▸ TO BE DONE
Reproduce the records verbatim from their first line through the line containing "bar-label-bottom-nci-h460: 126.7 FPKM", with both of those lines included.

[Excerpts from a layout annotation set]
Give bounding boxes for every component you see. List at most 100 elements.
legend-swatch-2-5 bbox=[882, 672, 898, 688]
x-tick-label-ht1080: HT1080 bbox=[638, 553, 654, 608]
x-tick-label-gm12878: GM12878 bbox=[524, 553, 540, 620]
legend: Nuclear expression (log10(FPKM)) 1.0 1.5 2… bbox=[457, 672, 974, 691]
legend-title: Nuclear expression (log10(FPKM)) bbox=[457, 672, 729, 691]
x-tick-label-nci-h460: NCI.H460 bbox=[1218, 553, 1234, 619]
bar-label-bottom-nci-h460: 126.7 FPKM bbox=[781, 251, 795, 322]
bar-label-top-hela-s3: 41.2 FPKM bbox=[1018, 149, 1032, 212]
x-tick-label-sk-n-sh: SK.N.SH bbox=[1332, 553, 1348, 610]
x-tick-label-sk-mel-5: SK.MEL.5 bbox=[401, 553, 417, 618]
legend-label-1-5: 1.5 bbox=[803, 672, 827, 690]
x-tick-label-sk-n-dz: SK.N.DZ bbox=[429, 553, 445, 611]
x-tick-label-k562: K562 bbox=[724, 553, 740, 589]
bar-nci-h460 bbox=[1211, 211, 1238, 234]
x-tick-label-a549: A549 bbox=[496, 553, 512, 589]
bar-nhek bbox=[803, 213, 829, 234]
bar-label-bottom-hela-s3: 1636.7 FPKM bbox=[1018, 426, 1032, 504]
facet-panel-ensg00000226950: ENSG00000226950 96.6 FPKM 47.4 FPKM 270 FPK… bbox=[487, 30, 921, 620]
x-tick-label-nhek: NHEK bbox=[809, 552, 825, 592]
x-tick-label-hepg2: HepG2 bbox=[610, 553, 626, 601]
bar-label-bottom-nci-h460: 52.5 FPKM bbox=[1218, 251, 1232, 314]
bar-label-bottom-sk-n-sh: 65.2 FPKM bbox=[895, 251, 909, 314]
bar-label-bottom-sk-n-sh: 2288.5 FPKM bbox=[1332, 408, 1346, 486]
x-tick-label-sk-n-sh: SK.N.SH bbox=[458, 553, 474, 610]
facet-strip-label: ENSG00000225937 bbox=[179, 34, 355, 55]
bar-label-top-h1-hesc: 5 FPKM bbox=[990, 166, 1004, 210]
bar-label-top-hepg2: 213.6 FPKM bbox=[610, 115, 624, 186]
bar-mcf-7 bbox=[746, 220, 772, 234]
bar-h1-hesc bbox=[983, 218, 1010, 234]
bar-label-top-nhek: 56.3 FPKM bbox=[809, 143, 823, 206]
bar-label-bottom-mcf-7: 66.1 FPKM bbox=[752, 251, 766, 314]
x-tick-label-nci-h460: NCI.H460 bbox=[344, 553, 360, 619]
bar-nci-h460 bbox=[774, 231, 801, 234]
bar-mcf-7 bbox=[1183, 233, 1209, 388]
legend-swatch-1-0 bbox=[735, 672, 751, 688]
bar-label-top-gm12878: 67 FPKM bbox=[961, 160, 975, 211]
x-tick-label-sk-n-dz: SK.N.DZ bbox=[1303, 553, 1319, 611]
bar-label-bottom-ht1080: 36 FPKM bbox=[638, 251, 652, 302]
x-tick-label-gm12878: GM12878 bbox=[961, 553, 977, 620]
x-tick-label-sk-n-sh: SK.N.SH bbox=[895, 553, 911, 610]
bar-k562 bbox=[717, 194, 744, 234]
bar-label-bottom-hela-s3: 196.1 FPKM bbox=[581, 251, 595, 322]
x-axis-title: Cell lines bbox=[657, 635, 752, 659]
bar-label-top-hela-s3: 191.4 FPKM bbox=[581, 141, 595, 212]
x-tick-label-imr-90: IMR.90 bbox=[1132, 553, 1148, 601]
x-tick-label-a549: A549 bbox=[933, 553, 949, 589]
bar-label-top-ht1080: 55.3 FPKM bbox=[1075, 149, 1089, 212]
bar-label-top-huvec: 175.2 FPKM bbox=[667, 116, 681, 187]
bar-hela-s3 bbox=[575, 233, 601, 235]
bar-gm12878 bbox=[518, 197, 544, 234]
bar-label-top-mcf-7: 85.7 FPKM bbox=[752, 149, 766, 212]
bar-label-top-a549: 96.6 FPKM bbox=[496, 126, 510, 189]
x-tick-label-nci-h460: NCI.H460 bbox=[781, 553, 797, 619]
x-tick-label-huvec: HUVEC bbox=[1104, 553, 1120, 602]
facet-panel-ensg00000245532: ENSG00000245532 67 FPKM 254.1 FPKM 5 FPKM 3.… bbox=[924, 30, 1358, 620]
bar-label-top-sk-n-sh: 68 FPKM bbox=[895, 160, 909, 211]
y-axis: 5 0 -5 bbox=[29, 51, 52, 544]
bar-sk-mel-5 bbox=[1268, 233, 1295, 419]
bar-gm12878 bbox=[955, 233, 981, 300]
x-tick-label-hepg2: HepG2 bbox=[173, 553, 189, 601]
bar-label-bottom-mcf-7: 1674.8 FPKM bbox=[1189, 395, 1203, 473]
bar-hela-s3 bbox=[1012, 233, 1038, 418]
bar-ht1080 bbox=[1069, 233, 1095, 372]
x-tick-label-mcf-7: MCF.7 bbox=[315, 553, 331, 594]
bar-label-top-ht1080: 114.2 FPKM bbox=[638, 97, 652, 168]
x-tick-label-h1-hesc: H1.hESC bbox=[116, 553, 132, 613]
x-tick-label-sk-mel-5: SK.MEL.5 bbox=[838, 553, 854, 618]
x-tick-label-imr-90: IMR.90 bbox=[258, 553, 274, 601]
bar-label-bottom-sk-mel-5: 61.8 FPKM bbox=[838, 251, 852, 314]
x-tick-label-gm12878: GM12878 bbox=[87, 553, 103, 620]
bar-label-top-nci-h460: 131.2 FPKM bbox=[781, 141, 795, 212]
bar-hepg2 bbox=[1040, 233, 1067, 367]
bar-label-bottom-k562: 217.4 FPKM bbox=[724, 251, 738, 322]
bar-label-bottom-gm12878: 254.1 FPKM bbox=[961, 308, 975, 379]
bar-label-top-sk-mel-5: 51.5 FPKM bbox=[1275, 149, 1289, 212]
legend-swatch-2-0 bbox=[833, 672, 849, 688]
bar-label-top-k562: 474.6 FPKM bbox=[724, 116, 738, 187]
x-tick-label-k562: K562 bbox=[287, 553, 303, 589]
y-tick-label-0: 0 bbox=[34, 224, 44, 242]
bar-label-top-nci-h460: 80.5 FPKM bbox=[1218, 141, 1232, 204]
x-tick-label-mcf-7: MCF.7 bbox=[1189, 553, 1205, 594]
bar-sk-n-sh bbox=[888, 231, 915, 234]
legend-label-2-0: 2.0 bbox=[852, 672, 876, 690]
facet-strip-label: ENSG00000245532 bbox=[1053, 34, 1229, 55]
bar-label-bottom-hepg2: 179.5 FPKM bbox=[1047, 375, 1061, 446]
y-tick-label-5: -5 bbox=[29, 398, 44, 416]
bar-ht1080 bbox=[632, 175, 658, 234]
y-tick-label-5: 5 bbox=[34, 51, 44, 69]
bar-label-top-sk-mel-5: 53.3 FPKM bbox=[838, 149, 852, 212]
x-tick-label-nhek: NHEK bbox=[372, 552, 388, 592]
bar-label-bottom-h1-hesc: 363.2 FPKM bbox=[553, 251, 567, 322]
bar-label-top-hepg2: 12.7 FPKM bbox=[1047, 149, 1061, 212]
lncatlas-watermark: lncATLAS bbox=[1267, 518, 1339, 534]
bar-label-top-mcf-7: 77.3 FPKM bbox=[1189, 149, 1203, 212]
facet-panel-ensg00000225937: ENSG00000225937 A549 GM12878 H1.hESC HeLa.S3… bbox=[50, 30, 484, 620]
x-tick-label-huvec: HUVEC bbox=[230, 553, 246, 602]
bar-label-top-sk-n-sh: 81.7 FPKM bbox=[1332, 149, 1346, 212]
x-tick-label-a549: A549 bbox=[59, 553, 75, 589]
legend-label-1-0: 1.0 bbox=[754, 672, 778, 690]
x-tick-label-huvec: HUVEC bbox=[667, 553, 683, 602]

▸ EXPECTED OUTPUT
Give bounding boxes for every component you see. List at most 100 elements.
legend-swatch-2-5 bbox=[882, 672, 898, 688]
x-tick-label-ht1080: HT1080 bbox=[638, 553, 654, 608]
x-tick-label-gm12878: GM12878 bbox=[524, 553, 540, 620]
legend: Nuclear expression (log10(FPKM)) 1.0 1.5 2… bbox=[457, 672, 974, 691]
legend-title: Nuclear expression (log10(FPKM)) bbox=[457, 672, 729, 691]
x-tick-label-nci-h460: NCI.H460 bbox=[1218, 553, 1234, 619]
bar-label-bottom-nci-h460: 126.7 FPKM bbox=[781, 251, 795, 322]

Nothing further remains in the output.